## Materials provided:
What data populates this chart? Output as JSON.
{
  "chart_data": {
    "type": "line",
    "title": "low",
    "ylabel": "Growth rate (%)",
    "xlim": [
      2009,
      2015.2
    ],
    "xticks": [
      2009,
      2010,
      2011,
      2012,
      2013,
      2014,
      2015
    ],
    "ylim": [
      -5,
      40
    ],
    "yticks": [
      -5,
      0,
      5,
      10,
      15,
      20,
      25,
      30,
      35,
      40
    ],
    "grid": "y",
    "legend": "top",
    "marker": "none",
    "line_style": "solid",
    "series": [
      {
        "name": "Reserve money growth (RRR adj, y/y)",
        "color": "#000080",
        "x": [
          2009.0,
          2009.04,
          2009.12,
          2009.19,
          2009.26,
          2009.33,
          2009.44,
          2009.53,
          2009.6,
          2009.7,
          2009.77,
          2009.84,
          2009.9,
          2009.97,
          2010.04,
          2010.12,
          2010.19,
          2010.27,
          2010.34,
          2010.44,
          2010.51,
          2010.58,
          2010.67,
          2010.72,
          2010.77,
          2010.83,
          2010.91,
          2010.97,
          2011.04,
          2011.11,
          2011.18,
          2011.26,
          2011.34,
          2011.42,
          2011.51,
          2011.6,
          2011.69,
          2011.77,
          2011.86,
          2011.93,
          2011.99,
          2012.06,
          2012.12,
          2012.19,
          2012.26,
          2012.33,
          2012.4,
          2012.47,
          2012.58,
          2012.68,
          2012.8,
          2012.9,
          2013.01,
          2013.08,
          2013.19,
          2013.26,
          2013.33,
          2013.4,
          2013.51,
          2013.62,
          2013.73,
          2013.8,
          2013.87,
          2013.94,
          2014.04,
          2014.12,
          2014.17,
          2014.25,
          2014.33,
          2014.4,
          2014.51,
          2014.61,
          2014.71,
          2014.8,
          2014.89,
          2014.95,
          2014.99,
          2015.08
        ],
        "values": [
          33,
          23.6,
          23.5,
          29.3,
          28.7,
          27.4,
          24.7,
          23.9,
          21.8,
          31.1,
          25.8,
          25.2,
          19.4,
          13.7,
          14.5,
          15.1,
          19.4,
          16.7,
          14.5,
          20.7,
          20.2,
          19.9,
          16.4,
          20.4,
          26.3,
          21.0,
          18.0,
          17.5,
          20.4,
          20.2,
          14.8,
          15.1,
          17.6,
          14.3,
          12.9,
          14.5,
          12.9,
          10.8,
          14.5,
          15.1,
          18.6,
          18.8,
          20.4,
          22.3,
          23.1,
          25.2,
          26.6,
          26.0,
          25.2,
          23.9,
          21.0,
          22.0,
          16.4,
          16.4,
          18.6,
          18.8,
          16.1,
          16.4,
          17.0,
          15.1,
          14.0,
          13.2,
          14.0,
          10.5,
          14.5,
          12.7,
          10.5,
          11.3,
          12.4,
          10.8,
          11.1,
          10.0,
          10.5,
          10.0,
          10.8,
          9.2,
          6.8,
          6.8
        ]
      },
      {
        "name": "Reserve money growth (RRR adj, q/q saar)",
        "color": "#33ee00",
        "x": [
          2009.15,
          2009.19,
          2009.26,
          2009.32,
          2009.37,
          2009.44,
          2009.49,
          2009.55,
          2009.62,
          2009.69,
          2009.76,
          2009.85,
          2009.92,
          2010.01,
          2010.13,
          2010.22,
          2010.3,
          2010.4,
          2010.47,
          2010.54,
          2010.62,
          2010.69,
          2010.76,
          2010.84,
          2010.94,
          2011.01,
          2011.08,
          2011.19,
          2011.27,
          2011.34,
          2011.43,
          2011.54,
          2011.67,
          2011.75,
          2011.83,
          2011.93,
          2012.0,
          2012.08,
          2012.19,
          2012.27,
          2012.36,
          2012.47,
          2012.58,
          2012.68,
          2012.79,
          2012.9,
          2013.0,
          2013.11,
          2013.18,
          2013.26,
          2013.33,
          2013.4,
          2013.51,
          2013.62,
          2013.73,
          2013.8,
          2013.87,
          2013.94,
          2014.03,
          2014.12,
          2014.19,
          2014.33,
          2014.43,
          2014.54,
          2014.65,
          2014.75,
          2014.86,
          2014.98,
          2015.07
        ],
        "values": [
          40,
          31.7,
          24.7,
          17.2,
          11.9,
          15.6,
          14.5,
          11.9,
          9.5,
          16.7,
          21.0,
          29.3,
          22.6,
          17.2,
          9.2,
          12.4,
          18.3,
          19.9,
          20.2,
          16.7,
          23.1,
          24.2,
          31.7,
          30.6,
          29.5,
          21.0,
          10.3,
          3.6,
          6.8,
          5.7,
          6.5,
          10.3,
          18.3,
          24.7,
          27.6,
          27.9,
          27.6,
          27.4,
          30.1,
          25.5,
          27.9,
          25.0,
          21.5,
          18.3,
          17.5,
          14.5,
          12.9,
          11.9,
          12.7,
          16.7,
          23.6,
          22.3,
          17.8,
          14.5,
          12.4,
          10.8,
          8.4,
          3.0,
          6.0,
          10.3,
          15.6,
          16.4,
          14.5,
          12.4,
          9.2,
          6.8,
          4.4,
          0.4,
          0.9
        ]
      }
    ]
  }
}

## Required task:
Lines containing the string "money" are to be selected and copied.

## Task result:
        "name": "Reserve money growth (RRR adj, y/y)",
        "name": "Reserve money growth (RRR adj, q/q saar)",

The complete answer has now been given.